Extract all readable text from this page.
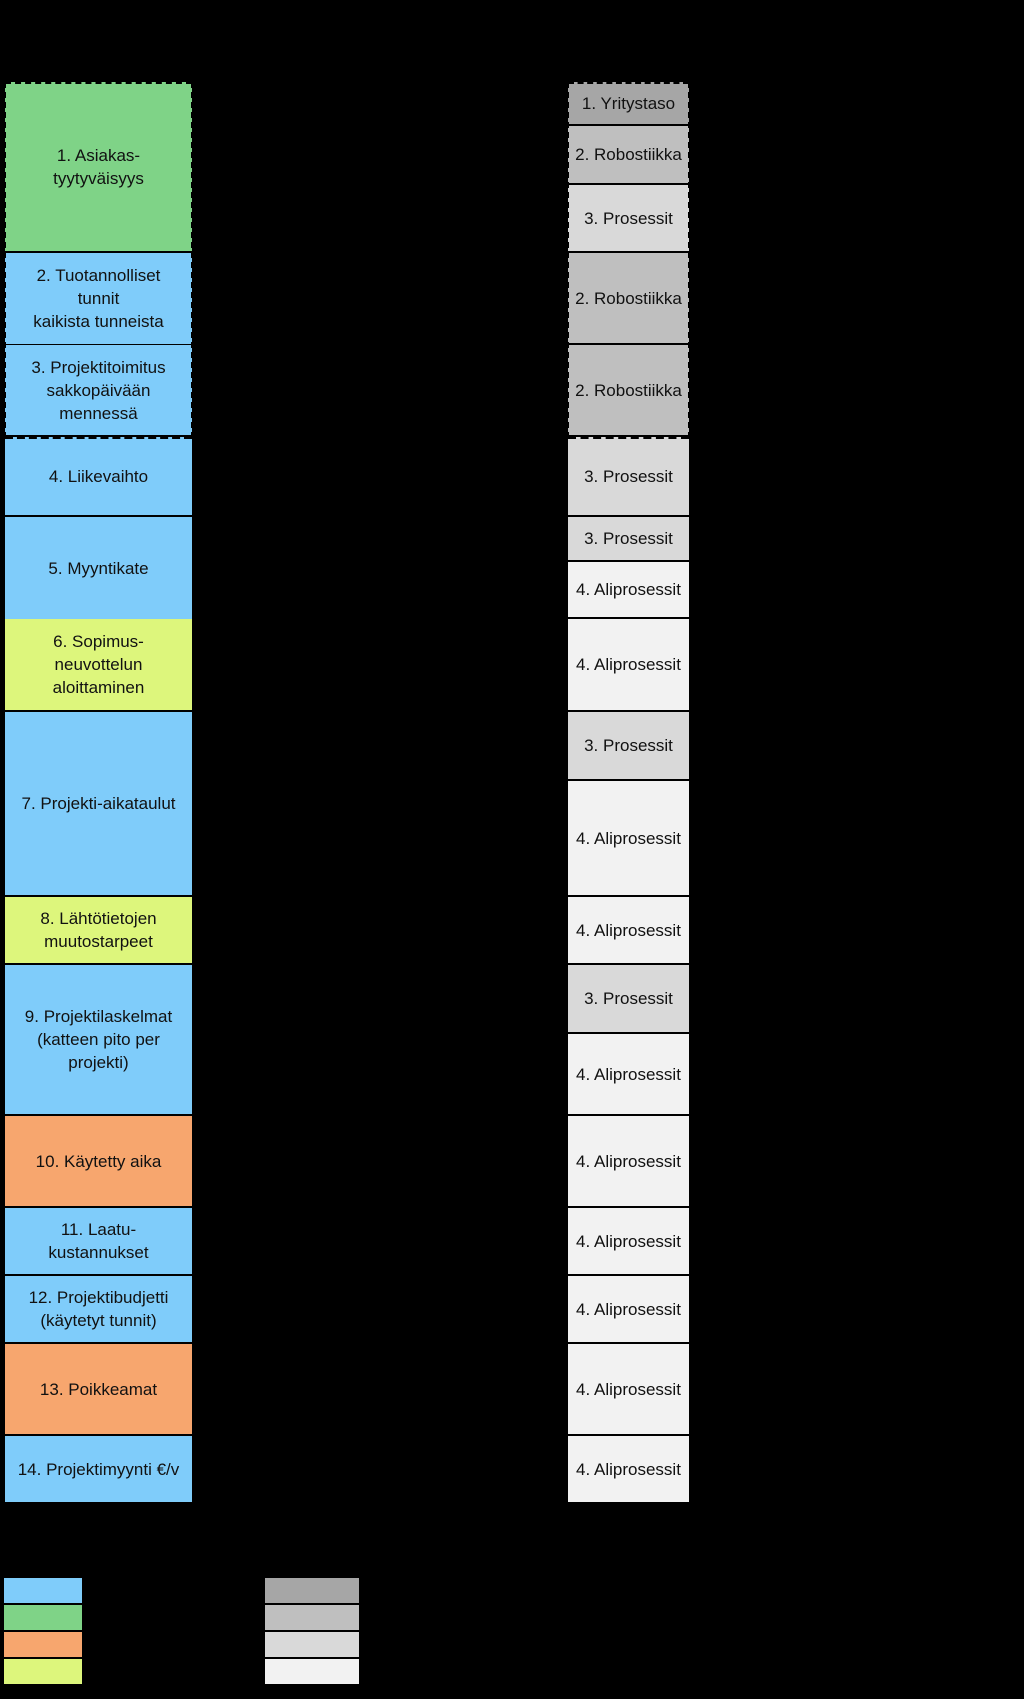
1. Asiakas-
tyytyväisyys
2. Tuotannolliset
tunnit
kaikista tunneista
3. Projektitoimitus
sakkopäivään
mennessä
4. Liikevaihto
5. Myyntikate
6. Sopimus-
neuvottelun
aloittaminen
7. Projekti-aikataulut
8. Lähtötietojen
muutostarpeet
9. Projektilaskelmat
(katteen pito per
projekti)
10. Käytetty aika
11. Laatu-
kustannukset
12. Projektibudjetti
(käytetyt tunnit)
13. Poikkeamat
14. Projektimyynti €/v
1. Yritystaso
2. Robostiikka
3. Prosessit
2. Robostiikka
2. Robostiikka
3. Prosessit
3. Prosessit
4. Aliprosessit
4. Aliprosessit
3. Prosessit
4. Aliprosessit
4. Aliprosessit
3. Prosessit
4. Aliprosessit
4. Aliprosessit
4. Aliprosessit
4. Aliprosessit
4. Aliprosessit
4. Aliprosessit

────────────────────

Work to complete. All the material shown above is to be copied exactly, with no pictures carried over.

Task answer.
Extract all readable text from this page.
1. Asiakas-
tyytyväisyys
2. Tuotannolliset
tunnit
kaikista tunneista
3. Projektitoimitus
sakkopäivään
mennessä
4. Liikevaihto
5. Myyntikate
6. Sopimus-
neuvottelun
aloittaminen
7. Projekti-aikataulut
8. Lähtötietojen
muutostarpeet
9. Projektilaskelmat
(katteen pito per
projekti)
10. Käytetty aika
11. Laatu-
kustannukset
12. Projektibudjetti
(käytetyt tunnit)
13. Poikkeamat
14. Projektimyynti €/v
1. Yritystaso
2. Robostiikka
3. Prosessit
2. Robostiikka
2. Robostiikka
3. Prosessit
3. Prosessit
4. Aliprosessit
4. Aliprosessit
3. Prosessit
4. Aliprosessit
4. Aliprosessit
3. Prosessit
4. Aliprosessit
4. Aliprosessit
4. Aliprosessit
4. Aliprosessit
4. Aliprosessit
4. Aliprosessit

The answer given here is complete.